Your instructions:
Pick out the lines below with "title" and list them.

─── Supplied records ───

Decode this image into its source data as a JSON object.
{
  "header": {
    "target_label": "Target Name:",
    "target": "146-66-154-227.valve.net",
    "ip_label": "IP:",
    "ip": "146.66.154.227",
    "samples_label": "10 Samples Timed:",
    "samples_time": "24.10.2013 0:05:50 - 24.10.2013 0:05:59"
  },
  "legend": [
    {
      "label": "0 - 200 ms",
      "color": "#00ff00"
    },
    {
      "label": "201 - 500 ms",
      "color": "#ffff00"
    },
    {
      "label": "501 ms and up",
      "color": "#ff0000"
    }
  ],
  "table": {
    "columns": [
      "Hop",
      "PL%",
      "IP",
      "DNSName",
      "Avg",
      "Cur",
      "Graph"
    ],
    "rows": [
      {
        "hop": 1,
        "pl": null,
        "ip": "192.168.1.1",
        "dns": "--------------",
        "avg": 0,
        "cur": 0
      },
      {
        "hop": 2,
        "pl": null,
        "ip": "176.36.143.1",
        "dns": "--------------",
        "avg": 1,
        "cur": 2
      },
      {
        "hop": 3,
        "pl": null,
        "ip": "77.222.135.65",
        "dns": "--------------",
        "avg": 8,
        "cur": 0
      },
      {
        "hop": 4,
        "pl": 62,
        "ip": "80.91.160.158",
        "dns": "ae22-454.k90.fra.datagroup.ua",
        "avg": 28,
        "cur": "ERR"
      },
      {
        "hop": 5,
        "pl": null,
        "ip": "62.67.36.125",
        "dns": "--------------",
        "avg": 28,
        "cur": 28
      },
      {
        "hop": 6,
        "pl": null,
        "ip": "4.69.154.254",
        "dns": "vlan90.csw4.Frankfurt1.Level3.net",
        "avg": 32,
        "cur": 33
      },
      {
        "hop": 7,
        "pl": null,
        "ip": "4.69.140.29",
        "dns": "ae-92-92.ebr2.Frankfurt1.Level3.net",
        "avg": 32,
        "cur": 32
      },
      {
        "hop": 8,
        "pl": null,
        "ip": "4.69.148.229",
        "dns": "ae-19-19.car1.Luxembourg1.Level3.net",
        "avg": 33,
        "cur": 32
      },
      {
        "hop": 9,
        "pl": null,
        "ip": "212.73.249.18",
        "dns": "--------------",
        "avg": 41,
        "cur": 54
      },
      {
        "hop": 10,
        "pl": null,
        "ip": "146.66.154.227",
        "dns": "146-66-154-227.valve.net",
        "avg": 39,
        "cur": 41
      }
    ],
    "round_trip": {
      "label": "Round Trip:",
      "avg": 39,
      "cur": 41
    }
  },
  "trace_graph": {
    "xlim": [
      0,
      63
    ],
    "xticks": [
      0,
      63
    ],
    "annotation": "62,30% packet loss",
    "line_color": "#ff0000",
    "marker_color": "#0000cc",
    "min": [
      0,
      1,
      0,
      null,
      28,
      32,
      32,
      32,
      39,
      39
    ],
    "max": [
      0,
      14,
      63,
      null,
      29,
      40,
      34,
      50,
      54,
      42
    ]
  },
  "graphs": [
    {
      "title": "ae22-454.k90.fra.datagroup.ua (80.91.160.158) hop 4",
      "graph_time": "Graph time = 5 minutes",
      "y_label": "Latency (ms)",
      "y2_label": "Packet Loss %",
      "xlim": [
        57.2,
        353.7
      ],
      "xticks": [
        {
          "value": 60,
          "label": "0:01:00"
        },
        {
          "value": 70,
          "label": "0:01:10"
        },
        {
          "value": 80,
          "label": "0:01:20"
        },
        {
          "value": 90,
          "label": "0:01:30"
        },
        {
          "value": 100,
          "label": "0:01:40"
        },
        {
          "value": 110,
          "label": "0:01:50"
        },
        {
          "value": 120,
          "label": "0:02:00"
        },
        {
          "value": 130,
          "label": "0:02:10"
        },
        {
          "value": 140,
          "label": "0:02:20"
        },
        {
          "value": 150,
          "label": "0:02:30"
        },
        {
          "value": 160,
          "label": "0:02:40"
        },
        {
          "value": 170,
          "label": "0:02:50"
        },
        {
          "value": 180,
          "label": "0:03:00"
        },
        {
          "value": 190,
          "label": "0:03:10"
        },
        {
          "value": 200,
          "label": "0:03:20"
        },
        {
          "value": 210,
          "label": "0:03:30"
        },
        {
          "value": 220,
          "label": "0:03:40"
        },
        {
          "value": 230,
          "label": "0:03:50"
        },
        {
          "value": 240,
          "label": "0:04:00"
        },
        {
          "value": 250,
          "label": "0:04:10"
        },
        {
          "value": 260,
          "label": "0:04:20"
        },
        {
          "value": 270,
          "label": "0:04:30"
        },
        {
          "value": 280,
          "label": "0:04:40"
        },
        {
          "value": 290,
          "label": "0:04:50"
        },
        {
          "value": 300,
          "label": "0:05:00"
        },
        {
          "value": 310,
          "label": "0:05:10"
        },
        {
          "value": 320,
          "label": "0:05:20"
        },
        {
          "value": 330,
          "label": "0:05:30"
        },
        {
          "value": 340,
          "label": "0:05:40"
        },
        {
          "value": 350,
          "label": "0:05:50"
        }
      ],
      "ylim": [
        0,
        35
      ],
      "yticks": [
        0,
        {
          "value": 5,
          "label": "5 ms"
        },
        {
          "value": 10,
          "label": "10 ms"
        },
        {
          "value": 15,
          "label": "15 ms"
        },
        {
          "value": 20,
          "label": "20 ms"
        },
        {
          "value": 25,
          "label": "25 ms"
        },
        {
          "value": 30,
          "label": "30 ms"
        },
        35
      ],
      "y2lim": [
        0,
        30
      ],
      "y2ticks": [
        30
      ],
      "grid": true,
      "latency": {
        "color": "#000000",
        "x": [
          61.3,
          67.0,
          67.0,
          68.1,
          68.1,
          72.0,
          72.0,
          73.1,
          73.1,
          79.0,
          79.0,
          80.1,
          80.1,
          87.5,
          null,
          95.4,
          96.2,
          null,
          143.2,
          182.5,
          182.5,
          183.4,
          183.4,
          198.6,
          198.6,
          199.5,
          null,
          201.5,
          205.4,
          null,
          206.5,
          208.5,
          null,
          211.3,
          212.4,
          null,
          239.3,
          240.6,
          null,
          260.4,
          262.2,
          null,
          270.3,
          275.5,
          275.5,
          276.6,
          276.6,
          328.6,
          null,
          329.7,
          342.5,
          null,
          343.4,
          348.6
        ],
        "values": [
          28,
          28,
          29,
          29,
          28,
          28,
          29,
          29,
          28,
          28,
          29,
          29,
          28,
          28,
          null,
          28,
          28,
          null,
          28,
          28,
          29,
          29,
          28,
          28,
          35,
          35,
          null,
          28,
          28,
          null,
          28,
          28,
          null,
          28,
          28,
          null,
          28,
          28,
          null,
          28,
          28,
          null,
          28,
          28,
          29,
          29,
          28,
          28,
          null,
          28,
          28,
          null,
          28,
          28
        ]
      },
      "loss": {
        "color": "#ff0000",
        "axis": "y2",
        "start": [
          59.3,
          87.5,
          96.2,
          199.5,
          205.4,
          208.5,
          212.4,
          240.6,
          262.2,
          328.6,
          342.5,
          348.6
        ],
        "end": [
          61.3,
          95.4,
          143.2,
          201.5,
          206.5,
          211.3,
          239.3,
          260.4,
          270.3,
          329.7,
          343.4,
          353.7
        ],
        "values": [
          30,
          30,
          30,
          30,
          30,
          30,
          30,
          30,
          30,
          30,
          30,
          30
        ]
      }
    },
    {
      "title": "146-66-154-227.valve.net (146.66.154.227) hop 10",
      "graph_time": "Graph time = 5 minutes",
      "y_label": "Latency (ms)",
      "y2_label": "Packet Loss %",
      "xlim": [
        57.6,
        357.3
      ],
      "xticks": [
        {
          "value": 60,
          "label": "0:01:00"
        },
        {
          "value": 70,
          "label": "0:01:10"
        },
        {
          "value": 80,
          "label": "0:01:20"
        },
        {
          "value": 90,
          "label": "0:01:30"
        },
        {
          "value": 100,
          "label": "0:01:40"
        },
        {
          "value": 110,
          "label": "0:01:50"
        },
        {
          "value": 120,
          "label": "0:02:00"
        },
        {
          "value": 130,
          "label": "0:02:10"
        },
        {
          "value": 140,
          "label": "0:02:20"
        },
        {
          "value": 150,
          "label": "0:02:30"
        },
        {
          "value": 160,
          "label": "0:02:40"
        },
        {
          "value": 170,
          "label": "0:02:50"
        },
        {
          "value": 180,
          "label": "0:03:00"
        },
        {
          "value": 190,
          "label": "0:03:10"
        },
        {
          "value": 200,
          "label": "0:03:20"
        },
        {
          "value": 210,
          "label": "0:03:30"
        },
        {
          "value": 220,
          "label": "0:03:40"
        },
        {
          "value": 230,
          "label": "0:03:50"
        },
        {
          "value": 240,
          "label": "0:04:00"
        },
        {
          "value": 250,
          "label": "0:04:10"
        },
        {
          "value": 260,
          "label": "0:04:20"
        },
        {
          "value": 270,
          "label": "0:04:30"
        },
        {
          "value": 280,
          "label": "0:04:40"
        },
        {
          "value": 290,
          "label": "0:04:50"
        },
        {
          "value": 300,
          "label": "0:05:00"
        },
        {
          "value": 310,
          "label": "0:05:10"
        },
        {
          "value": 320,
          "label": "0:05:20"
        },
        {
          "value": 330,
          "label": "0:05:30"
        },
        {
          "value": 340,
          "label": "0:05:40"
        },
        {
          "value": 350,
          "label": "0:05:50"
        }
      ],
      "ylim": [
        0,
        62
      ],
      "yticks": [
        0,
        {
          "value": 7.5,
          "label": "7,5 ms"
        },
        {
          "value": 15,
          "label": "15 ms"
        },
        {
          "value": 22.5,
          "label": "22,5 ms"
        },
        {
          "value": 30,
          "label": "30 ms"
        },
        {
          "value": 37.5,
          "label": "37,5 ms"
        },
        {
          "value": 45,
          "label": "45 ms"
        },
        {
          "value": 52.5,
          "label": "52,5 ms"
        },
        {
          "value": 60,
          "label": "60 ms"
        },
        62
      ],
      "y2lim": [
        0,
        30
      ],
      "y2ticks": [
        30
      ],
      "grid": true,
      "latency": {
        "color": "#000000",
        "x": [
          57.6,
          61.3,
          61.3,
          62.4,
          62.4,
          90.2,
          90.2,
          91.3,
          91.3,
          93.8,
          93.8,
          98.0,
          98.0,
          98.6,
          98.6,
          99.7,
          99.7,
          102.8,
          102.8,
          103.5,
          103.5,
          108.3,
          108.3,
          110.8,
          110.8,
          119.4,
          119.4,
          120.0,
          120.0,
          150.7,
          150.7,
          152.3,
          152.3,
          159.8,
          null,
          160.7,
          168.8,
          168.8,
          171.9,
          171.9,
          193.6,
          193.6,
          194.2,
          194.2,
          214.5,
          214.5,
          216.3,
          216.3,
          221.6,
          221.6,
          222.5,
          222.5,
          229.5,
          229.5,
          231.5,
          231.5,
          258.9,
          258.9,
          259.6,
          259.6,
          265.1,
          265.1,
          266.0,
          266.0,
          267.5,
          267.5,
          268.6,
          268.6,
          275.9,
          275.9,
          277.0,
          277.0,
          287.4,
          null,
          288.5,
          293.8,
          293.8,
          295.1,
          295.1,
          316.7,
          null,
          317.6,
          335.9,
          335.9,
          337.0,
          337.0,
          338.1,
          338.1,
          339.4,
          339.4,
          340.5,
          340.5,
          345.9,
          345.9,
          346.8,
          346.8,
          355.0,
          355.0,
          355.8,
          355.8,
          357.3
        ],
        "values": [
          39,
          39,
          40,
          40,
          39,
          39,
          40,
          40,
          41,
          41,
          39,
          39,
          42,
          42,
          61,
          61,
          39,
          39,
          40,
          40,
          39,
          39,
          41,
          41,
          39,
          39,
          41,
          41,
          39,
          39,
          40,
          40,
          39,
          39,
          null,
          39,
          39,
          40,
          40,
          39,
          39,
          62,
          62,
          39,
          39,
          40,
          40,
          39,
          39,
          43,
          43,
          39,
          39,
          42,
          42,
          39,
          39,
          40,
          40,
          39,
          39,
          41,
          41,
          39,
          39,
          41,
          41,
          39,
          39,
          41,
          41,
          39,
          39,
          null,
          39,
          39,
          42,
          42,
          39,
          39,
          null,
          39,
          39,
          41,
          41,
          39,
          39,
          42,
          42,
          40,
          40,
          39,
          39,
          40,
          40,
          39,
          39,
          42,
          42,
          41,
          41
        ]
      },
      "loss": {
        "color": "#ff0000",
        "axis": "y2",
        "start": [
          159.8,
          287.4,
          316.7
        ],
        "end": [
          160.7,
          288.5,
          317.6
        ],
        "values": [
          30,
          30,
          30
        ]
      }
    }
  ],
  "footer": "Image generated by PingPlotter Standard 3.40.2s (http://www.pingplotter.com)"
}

───

Result of this task:
      "title": "ae22-454.k90.fra.datagroup.ua (80.91.160.158) hop 4",
      "title": "146-66-154-227.valve.net (146.66.154.227) hop 10",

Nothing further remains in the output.